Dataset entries
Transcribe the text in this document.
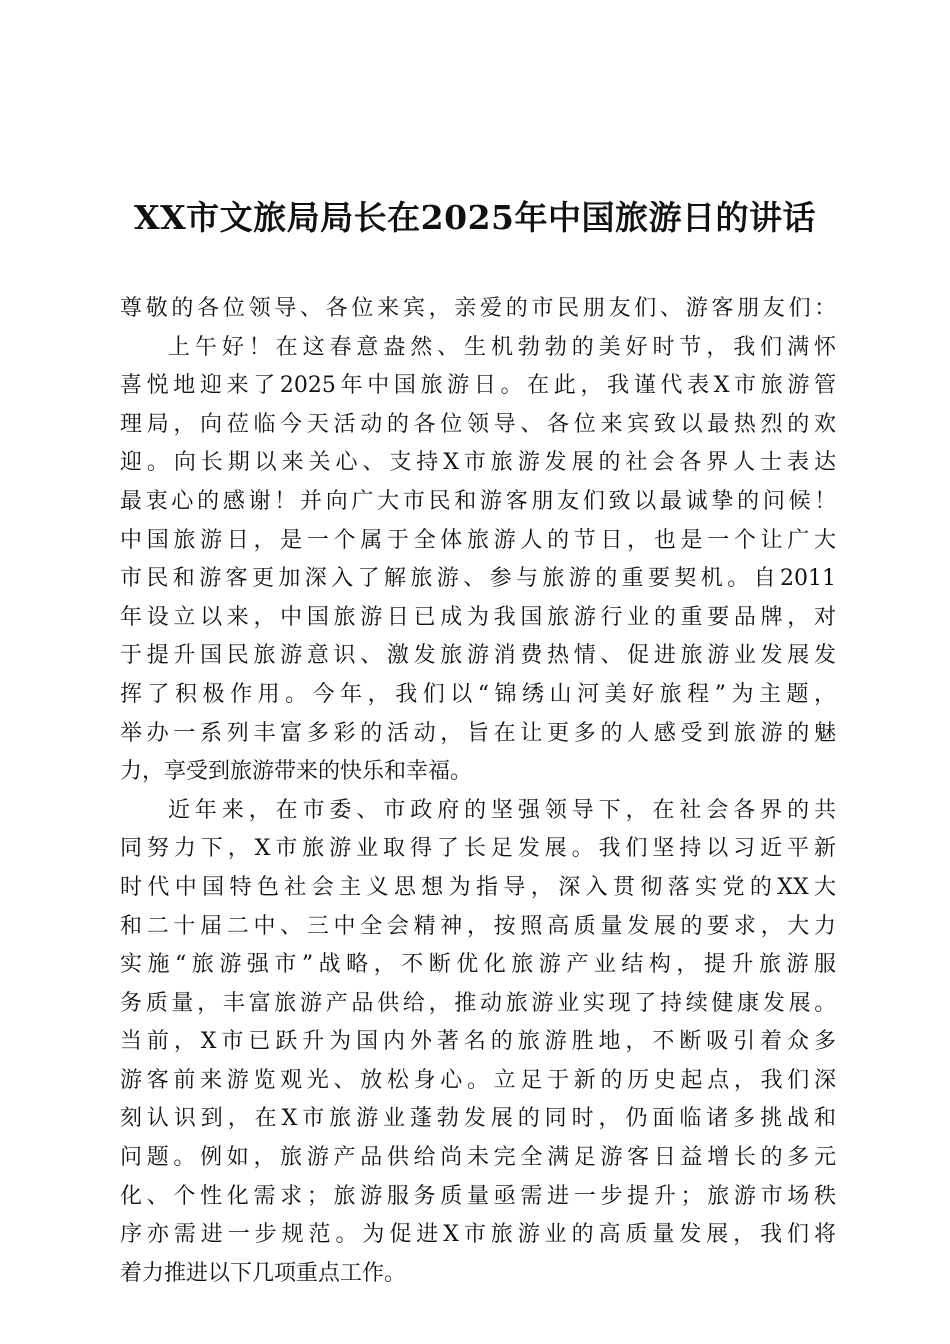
XX市文旅局局长在2025年中国旅游日的讲话
尊敬的各位领导、各位来宾，亲爱的市民朋友们、游客朋友们：
上午好！在这春意盎然、生机勃勃的美好时节，我们满怀
喜悦地迎来了2025年中国旅游日。在此，我谨代表X市旅游管
理局，向莅临今天活动的各位领导、各位来宾致以最热烈的欢
迎。向长期以来关心、支持X市旅游发展的社会各界人士表达
最衷心的感谢！并向广大市民和游客朋友们致以最诚挚的问候！
中国旅游日，是一个属于全体旅游人的节日，也是一个让广大
市民和游客更加深入了解旅游、参与旅游的重要契机。自2011
年设立以来，中国旅游日已成为我国旅游行业的重要品牌，对
于提升国民旅游意识、激发旅游消费热情、促进旅游业发展发
挥了积极作用。今年，我们以“锦绣山河美好旅程”为主题，
举办一系列丰富多彩的活动，旨在让更多的人感受到旅游的魅
力，享受到旅游带来的快乐和幸福。
近年来，在市委、市政府的坚强领导下，在社会各界的共
同努力下，X市旅游业取得了长足发展。我们坚持以习近平新
时代中国特色社会主义思想为指导，深入贯彻落实党的XX大
和二十届二中、三中全会精神，按照高质量发展的要求，大力
实施“旅游强市”战略，不断优化旅游产业结构，提升旅游服
务质量，丰富旅游产品供给，推动旅游业实现了持续健康发展。
当前，X市已跃升为国内外著名的旅游胜地，不断吸引着众多
游客前来游览观光、放松身心。立足于新的历史起点，我们深
刻认识到，在X市旅游业蓬勃发展的同时，仍面临诸多挑战和
问题。例如，旅游产品供给尚未完全满足游客日益增长的多元
化、个性化需求；旅游服务质量亟需进一步提升；旅游市场秩
序亦需进一步规范。为促进X市旅游业的高质量发展，我们将
着力推进以下几项重点工作。
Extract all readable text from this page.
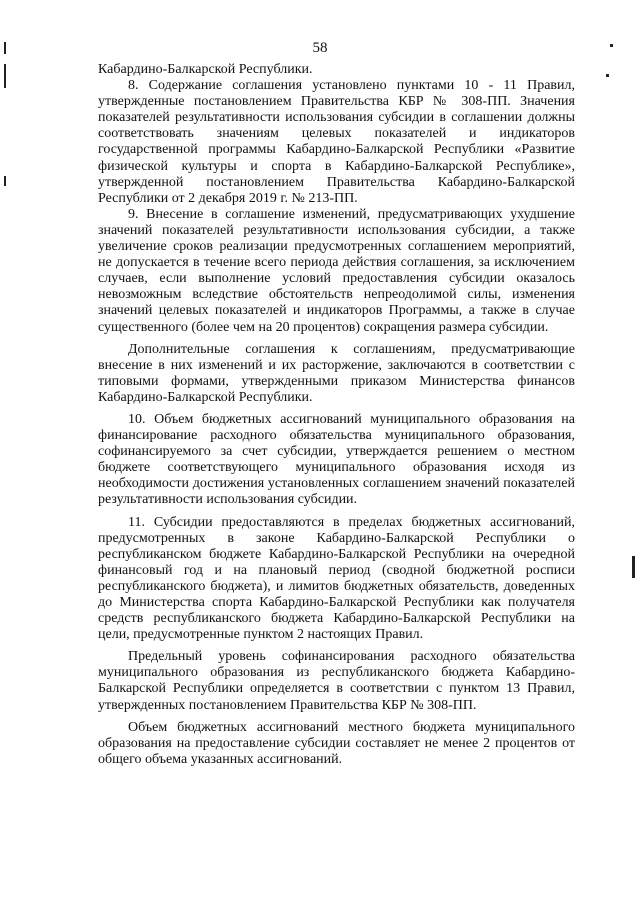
58

Кабардино-Балкарской Республики.

8. Содержание соглашения установлено пунктами 10 - 11 Правил, утвержденные постановлением Правительства КБР № 308-ПП. Значения показателей результативности использования субсидии в соглашении должны соответствовать значениям целевых показателей и индикаторов государственной программы Кабардино-Балкарской Республики «Развитие физической культуры и спорта в Кабардино-Балкарской Республике», утвержденной постановлением Правительства Кабардино-Балкарской Республики от 2 декабря 2019 г. № 213-ПП.

9. Внесение в соглашение изменений, предусматривающих ухудшение значений показателей результативности использования субсидии, а также увеличение сроков реализации предусмотренных соглашением мероприятий, не допускается в течение всего периода действия соглашения, за исключением случаев, если выполнение условий предоставления субсидии оказалось невозможным вследствие обстоятельств непреодолимой силы, изменения значений целевых показателей и индикаторов Программы, а также в случае существенного (более чем на 20 процентов) сокращения размера субсидии.

Дополнительные соглашения к соглашениям, предусматривающие внесение в них изменений и их расторжение, заключаются в соответствии с типовыми формами, утвержденными приказом Министерства финансов Кабардино-Балкарской Республики.

10. Объем бюджетных ассигнований муниципального образования на финансирование расходного обязательства муниципального образования, софинансируемого за счет субсидии, утверждается решением о местном бюджете соответствующего муниципального образования исходя из необходимости достижения установленных соглашением значений показателей результативности использования субсидии.

11. Субсидии предоставляются в пределах бюджетных ассигнований, предусмотренных в законе Кабардино-Балкарской Республики о республиканском бюджете Кабардино-Балкарской Республики на очередной финансовый год и на плановый период (сводной бюджетной росписи республиканского бюджета), и лимитов бюджетных обязательств, доведенных до Министерства спорта Кабардино-Балкарской Республики как получателя средств республиканского бюджета Кабардино-Балкарской Республики на цели, предусмотренные пунктом 2 настоящих Правил.

Предельный уровень софинансирования расходного обязательства муниципального образования из республиканского бюджета Кабардино-Балкарской Республики определяется в соответствии с пунктом 13 Правил, утвержденных постановлением Правительства КБР № 308-ПП.

Объем бюджетных ассигнований местного бюджета муниципального образования на предоставление субсидии составляет не менее 2 процентов от общего объема указанных ассигнований.
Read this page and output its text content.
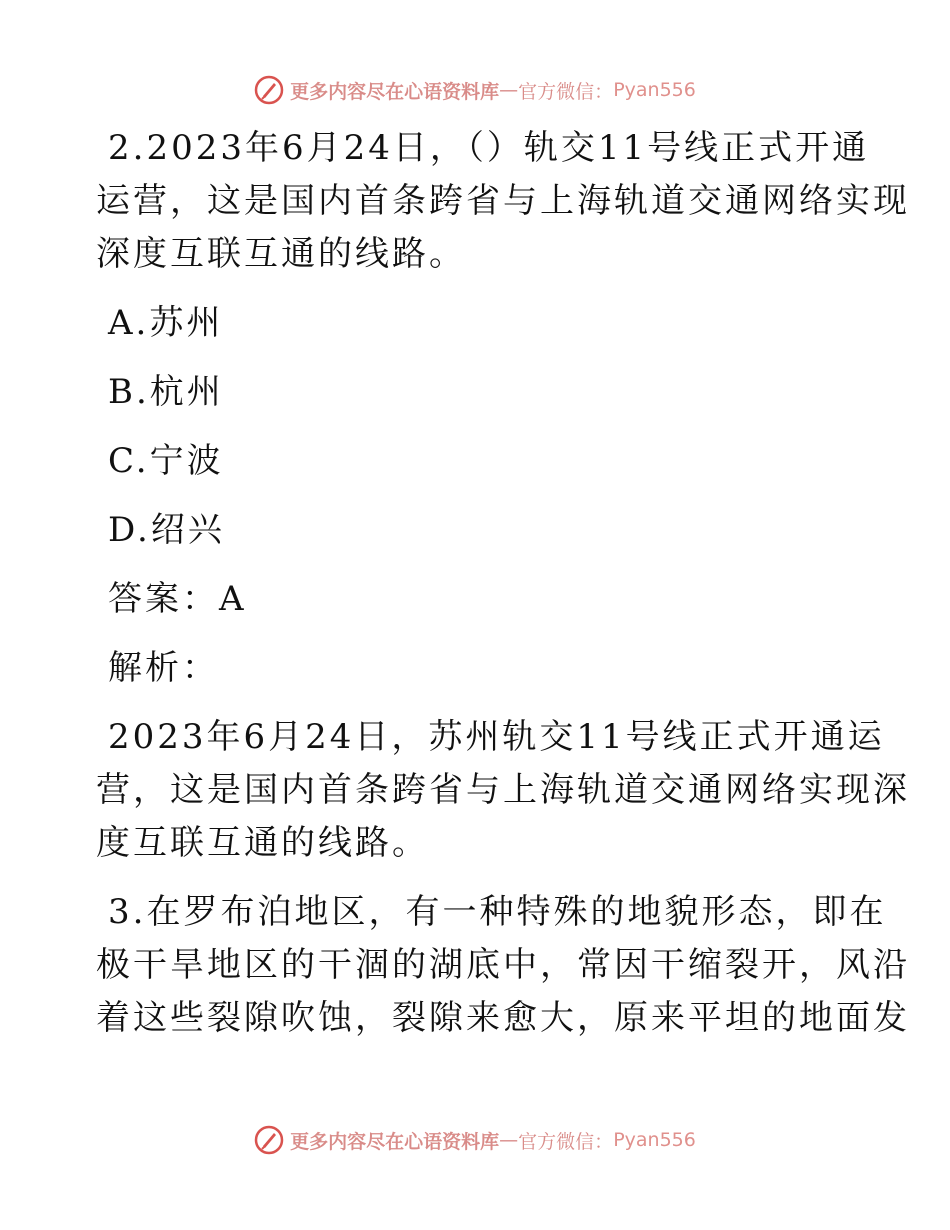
更多内容尽在心语资料库 — 官方微信： Pyan556

2.2023年6月24日，（）轨交11号线正式开通
运营，这是国内首条跨省与上海轨道交通网络实现
深度互联互通的线路。

A.苏州

B.杭州

C.宁波

D.绍兴

答案：A

解析：

2023年6月24日，苏州轨交11号线正式开通运
营，这是国内首条跨省与上海轨道交通网络实现深
度互联互通的线路。

3.在罗布泊地区，有一种特殊的地貌形态，即在
极干旱地区的干涸的湖底中，常因干缩裂开，风沿
着这些裂隙吹蚀，裂隙来愈大，原来平坦的地面发

更多内容尽在心语资料库 — 官方微信： Pyan556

Short task:
Without including any pictures, output all the entries above exactly.

Complete answer:
Transcribe the text in this document.
XX市文旅局局长在2025年中国旅游日的讲话
尊敬的各位领导、各位来宾，亲爱的市民朋友们、游客朋友们：
上午好！在这春意盎然、生机勃勃的美好时节，我们满怀
喜悦地迎来了2025年中国旅游日。在此，我谨代表X市旅游管
理局，向莅临今天活动的各位领导、各位来宾致以最热烈的欢
迎。向长期以来关心、支持X市旅游发展的社会各界人士表达
最衷心的感谢！并向广大市民和游客朋友们致以最诚挚的问候！
中国旅游日，是一个属于全体旅游人的节日，也是一个让广大
市民和游客更加深入了解旅游、参与旅游的重要契机。自2011
年设立以来，中国旅游日已成为我国旅游行业的重要品牌，对
于提升国民旅游意识、激发旅游消费热情、促进旅游业发展发
挥了积极作用。今年，我们以“锦绣山河美好旅程”为主题，
举办一系列丰富多彩的活动，旨在让更多的人感受到旅游的魅
力，享受到旅游带来的快乐和幸福。
近年来，在市委、市政府的坚强领导下，在社会各界的共
同努力下，X市旅游业取得了长足发展。我们坚持以习近平新
时代中国特色社会主义思想为指导，深入贯彻落实党的XX大
和二十届二中、三中全会精神，按照高质量发展的要求，大力
实施“旅游强市”战略，不断优化旅游产业结构，提升旅游服
务质量，丰富旅游产品供给，推动旅游业实现了持续健康发展。
当前，X市已跃升为国内外著名的旅游胜地，不断吸引着众多
游客前来游览观光、放松身心。立足于新的历史起点，我们深
刻认识到，在X市旅游业蓬勃发展的同时，仍面临诸多挑战和
问题。例如，旅游产品供给尚未完全满足游客日益增长的多元
化、个性化需求；旅游服务质量亟需进一步提升；旅游市场秩
序亦需进一步规范。为促进X市旅游业的高质量发展，我们将
着力推进以下几项重点工作。
Extract all readable text from this page.
58

Кабардино-Балкарской Республики.

8. Содержание соглашения установлено пунктами 10 - 11 Правил, утвержденные постановлением Правительства КБР № 308-ПП. Значения показателей результативности использования субсидии в соглашении должны соответствовать значениям целевых показателей и индикаторов государственной программы Кабардино-Балкарской Республики «Развитие физической культуры и спорта в Кабардино-Балкарской Республике», утвержденной постановлением Правительства Кабардино-Балкарской Республики от 2 декабря 2019 г. № 213-ПП.

9. Внесение в соглашение изменений, предусматривающих ухудшение значений показателей результативности использования субсидии, а также увеличение сроков реализации предусмотренных соглашением мероприятий, не допускается в течение всего периода действия соглашения, за исключением случаев, если выполнение условий предоставления субсидии оказалось невозможным вследствие обстоятельств непреодолимой силы, изменения значений целевых показателей и индикаторов Программы, а также в случае существенного (более чем на 20 процентов) сокращения размера субсидии.

Дополнительные соглашения к соглашениям, предусматривающие внесение в них изменений и их расторжение, заключаются в соответствии с типовыми формами, утвержденными приказом Министерства финансов Кабардино-Балкарской Республики.

10. Объем бюджетных ассигнований муниципального образования на финансирование расходного обязательства муниципального образования, софинансируемого за счет субсидии, утверждается решением о местном бюджете соответствующего муниципального образования исходя из необходимости достижения установленных соглашением значений показателей результативности использования субсидии.

11. Субсидии предоставляются в пределах бюджетных ассигнований, предусмотренных в законе Кабардино-Балкарской Республики о республиканском бюджете Кабардино-Балкарской Республики на очередной финансовый год и на плановый период (сводной бюджетной росписи республиканского бюджета), и лимитов бюджетных обязательств, доведенных до Министерства спорта Кабардино-Балкарской Республики как получателя средств республиканского бюджета Кабардино-Балкарской Республики на цели, предусмотренные пунктом 2 настоящих Правил.

Предельный уровень софинансирования расходного обязательства муниципального образования из республиканского бюджета Кабардино-Балкарской Республики определяется в соответствии с пунктом 13 Правил, утвержденных постановлением Правительства КБР № 308-ПП.

Объем бюджетных ассигнований местного бюджета муниципального образования на предоставление субсидии составляет не менее 2 процентов от общего объема указанных ассигнований.
Read this page and output its text content.
更多内容尽在心语资料库 — 官方微信： Pyan556

2.2023年6月24日，（）轨交11号线正式开通
运营，这是国内首条跨省与上海轨道交通网络实现
深度互联互通的线路。

A.苏州

B.杭州

C.宁波

D.绍兴

答案：A

解析：

2023年6月24日，苏州轨交11号线正式开通运
营，这是国内首条跨省与上海轨道交通网络实现深
度互联互通的线路。

3.在罗布泊地区，有一种特殊的地貌形态，即在
极干旱地区的干涸的湖底中，常因干缩裂开，风沿
着这些裂隙吹蚀，裂隙来愈大，原来平坦的地面发

更多内容尽在心语资料库 — 官方微信： Pyan556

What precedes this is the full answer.